What is expected –
Below is some material; transcribe all of it exactly.

Data to process –
============================================================
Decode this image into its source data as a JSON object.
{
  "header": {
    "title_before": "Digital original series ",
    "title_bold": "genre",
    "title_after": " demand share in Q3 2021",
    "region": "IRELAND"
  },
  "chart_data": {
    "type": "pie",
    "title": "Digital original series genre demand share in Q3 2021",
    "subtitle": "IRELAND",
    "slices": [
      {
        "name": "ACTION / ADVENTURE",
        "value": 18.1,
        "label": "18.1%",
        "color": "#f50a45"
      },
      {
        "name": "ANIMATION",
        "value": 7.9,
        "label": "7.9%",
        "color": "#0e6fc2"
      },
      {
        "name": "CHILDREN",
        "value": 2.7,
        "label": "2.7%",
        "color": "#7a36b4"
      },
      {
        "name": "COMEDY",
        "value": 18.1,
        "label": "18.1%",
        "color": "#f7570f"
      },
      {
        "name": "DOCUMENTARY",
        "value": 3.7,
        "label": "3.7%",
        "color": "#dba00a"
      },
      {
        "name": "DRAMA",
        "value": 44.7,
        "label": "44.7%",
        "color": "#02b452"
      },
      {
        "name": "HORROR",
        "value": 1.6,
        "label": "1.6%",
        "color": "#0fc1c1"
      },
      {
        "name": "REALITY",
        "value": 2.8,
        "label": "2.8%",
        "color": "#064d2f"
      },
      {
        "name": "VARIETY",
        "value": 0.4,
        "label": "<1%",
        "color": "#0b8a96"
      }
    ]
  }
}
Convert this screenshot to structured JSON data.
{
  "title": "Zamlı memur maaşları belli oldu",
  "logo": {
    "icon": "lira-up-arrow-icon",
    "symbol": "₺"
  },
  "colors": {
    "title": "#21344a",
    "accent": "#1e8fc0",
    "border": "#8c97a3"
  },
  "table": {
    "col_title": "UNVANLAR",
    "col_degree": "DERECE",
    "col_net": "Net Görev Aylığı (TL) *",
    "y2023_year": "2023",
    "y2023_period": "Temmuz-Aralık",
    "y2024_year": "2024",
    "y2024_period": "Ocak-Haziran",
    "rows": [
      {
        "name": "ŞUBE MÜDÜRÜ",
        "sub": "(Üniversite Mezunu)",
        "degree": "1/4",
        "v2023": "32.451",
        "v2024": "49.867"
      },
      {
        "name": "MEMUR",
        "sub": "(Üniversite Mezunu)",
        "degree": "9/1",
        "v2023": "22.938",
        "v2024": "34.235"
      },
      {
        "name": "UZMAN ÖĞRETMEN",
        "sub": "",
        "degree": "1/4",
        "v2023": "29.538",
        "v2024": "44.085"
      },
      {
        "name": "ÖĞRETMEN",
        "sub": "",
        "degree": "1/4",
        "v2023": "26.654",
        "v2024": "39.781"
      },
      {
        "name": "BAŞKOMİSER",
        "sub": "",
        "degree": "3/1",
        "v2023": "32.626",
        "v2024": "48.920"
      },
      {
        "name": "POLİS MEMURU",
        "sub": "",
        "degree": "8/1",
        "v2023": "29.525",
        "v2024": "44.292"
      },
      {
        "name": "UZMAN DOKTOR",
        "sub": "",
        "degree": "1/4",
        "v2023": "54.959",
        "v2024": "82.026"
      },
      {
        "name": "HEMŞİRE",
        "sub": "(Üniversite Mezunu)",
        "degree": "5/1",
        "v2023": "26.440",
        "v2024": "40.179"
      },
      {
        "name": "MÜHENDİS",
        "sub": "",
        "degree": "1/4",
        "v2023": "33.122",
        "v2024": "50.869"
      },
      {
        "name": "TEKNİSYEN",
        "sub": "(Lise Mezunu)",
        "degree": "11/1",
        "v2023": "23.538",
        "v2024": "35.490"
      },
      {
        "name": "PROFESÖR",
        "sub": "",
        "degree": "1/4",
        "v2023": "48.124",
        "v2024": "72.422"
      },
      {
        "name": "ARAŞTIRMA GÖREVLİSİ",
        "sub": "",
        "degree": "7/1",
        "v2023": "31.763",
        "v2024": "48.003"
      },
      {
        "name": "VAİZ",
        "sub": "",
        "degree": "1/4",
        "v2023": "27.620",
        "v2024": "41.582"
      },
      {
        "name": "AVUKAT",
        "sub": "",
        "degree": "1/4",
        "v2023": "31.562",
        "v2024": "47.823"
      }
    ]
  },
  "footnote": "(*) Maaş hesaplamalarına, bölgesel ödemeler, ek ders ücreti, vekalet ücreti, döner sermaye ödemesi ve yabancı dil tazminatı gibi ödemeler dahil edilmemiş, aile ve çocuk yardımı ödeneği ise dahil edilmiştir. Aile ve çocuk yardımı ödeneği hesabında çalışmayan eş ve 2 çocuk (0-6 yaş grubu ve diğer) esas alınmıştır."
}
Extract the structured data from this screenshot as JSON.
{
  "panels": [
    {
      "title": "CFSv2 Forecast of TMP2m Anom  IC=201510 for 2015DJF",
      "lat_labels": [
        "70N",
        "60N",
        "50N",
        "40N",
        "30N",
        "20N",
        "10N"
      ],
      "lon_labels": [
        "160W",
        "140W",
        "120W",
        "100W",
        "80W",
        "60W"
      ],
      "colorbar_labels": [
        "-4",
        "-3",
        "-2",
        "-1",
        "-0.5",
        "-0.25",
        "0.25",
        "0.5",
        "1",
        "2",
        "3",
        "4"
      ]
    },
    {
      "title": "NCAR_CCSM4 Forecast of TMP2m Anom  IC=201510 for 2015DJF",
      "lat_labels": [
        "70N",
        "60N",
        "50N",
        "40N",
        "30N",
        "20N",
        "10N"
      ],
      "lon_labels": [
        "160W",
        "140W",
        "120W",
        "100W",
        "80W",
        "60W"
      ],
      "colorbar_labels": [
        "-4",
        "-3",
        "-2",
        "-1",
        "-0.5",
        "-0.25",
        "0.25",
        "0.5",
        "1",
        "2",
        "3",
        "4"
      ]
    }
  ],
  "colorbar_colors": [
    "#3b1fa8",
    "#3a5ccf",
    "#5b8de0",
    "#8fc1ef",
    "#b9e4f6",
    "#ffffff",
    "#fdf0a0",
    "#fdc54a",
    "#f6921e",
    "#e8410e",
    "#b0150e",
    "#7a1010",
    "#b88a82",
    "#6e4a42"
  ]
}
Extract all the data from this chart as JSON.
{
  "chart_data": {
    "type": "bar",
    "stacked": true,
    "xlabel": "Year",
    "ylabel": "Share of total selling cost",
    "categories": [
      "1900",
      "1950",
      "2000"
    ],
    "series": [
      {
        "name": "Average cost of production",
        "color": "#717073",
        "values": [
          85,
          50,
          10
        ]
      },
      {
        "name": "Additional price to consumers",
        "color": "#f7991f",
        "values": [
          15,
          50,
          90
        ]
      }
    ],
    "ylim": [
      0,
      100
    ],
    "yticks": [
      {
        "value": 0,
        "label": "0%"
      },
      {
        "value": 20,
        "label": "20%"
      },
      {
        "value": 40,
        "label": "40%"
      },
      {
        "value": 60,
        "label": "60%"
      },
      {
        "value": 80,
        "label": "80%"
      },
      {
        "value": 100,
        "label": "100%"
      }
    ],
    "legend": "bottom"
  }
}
============================================================
Answer below –
Decode this image into its source data as a JSON object.
{
  "header": {
    "title_before": "Digital original series ",
    "title_bold": "genre",
    "title_after": " demand share in Q3 2021",
    "region": "IRELAND"
  },
  "chart_data": {
    "type": "pie",
    "title": "Digital original series genre demand share in Q3 2021",
    "subtitle": "IRELAND",
    "slices": [
      {
        "name": "ACTION / ADVENTURE",
        "value": 18.1,
        "label": "18.1%",
        "color": "#f50a45"
      },
      {
        "name": "ANIMATION",
        "value": 7.9,
        "label": "7.9%",
        "color": "#0e6fc2"
      },
      {
        "name": "CHILDREN",
        "value": 2.7,
        "label": "2.7%",
        "color": "#7a36b4"
      },
      {
        "name": "COMEDY",
        "value": 18.1,
        "label": "18.1%",
        "color": "#f7570f"
      },
      {
        "name": "DOCUMENTARY",
        "value": 3.7,
        "label": "3.7%",
        "color": "#dba00a"
      },
      {
        "name": "DRAMA",
        "value": 44.7,
        "label": "44.7%",
        "color": "#02b452"
      },
      {
        "name": "HORROR",
        "value": 1.6,
        "label": "1.6%",
        "color": "#0fc1c1"
      },
      {
        "name": "REALITY",
        "value": 2.8,
        "label": "2.8%",
        "color": "#064d2f"
      },
      {
        "name": "VARIETY",
        "value": 0.4,
        "label": "<1%",
        "color": "#0b8a96"
      }
    ]
  }
}
Convert this screenshot to structured JSON data.
{
  "title": "Zamlı memur maaşları belli oldu",
  "logo": {
    "icon": "lira-up-arrow-icon",
    "symbol": "₺"
  },
  "colors": {
    "title": "#21344a",
    "accent": "#1e8fc0",
    "border": "#8c97a3"
  },
  "table": {
    "col_title": "UNVANLAR",
    "col_degree": "DERECE",
    "col_net": "Net Görev Aylığı (TL) *",
    "y2023_year": "2023",
    "y2023_period": "Temmuz-Aralık",
    "y2024_year": "2024",
    "y2024_period": "Ocak-Haziran",
    "rows": [
      {
        "name": "ŞUBE MÜDÜRÜ",
        "sub": "(Üniversite Mezunu)",
        "degree": "1/4",
        "v2023": "32.451",
        "v2024": "49.867"
      },
      {
        "name": "MEMUR",
        "sub": "(Üniversite Mezunu)",
        "degree": "9/1",
        "v2023": "22.938",
        "v2024": "34.235"
      },
      {
        "name": "UZMAN ÖĞRETMEN",
        "sub": "",
        "degree": "1/4",
        "v2023": "29.538",
        "v2024": "44.085"
      },
      {
        "name": "ÖĞRETMEN",
        "sub": "",
        "degree": "1/4",
        "v2023": "26.654",
        "v2024": "39.781"
      },
      {
        "name": "BAŞKOMİSER",
        "sub": "",
        "degree": "3/1",
        "v2023": "32.626",
        "v2024": "48.920"
      },
      {
        "name": "POLİS MEMURU",
        "sub": "",
        "degree": "8/1",
        "v2023": "29.525",
        "v2024": "44.292"
      },
      {
        "name": "UZMAN DOKTOR",
        "sub": "",
        "degree": "1/4",
        "v2023": "54.959",
        "v2024": "82.026"
      },
      {
        "name": "HEMŞİRE",
        "sub": "(Üniversite Mezunu)",
        "degree": "5/1",
        "v2023": "26.440",
        "v2024": "40.179"
      },
      {
        "name": "MÜHENDİS",
        "sub": "",
        "degree": "1/4",
        "v2023": "33.122",
        "v2024": "50.869"
      },
      {
        "name": "TEKNİSYEN",
        "sub": "(Lise Mezunu)",
        "degree": "11/1",
        "v2023": "23.538",
        "v2024": "35.490"
      },
      {
        "name": "PROFESÖR",
        "sub": "",
        "degree": "1/4",
        "v2023": "48.124",
        "v2024": "72.422"
      },
      {
        "name": "ARAŞTIRMA GÖREVLİSİ",
        "sub": "",
        "degree": "7/1",
        "v2023": "31.763",
        "v2024": "48.003"
      },
      {
        "name": "VAİZ",
        "sub": "",
        "degree": "1/4",
        "v2023": "27.620",
        "v2024": "41.582"
      },
      {
        "name": "AVUKAT",
        "sub": "",
        "degree": "1/4",
        "v2023": "31.562",
        "v2024": "47.823"
      }
    ]
  },
  "footnote": "(*) Maaş hesaplamalarına, bölgesel ödemeler, ek ders ücreti, vekalet ücreti, döner sermaye ödemesi ve yabancı dil tazminatı gibi ödemeler dahil edilmemiş, aile ve çocuk yardımı ödeneği ise dahil edilmiştir. Aile ve çocuk yardımı ödeneği hesabında çalışmayan eş ve 2 çocuk (0-6 yaş grubu ve diğer) esas alınmıştır."
}
Extract the structured data from this screenshot as JSON.
{
  "panels": [
    {
      "title": "CFSv2 Forecast of TMP2m Anom  IC=201510 for 2015DJF",
      "lat_labels": [
        "70N",
        "60N",
        "50N",
        "40N",
        "30N",
        "20N",
        "10N"
      ],
      "lon_labels": [
        "160W",
        "140W",
        "120W",
        "100W",
        "80W",
        "60W"
      ],
      "colorbar_labels": [
        "-4",
        "-3",
        "-2",
        "-1",
        "-0.5",
        "-0.25",
        "0.25",
        "0.5",
        "1",
        "2",
        "3",
        "4"
      ]
    },
    {
      "title": "NCAR_CCSM4 Forecast of TMP2m Anom  IC=201510 for 2015DJF",
      "lat_labels": [
        "70N",
        "60N",
        "50N",
        "40N",
        "30N",
        "20N",
        "10N"
      ],
      "lon_labels": [
        "160W",
        "140W",
        "120W",
        "100W",
        "80W",
        "60W"
      ],
      "colorbar_labels": [
        "-4",
        "-3",
        "-2",
        "-1",
        "-0.5",
        "-0.25",
        "0.25",
        "0.5",
        "1",
        "2",
        "3",
        "4"
      ]
    }
  ],
  "colorbar_colors": [
    "#3b1fa8",
    "#3a5ccf",
    "#5b8de0",
    "#8fc1ef",
    "#b9e4f6",
    "#ffffff",
    "#fdf0a0",
    "#fdc54a",
    "#f6921e",
    "#e8410e",
    "#b0150e",
    "#7a1010",
    "#b88a82",
    "#6e4a42"
  ]
}
Extract all the data from this chart as JSON.
{
  "chart_data": {
    "type": "bar",
    "stacked": true,
    "xlabel": "Year",
    "ylabel": "Share of total selling cost",
    "categories": [
      "1900",
      "1950",
      "2000"
    ],
    "series": [
      {
        "name": "Average cost of production",
        "color": "#717073",
        "values": [
          85,
          50,
          10
        ]
      },
      {
        "name": "Additional price to consumers",
        "color": "#f7991f",
        "values": [
          15,
          50,
          90
        ]
      }
    ],
    "ylim": [
      0,
      100
    ],
    "yticks": [
      {
        "value": 0,
        "label": "0%"
      },
      {
        "value": 20,
        "label": "20%"
      },
      {
        "value": 40,
        "label": "40%"
      },
      {
        "value": 60,
        "label": "60%"
      },
      {
        "value": 80,
        "label": "80%"
      },
      {
        "value": 100,
        "label": "100%"
      }
    ],
    "legend": "bottom"
  }
}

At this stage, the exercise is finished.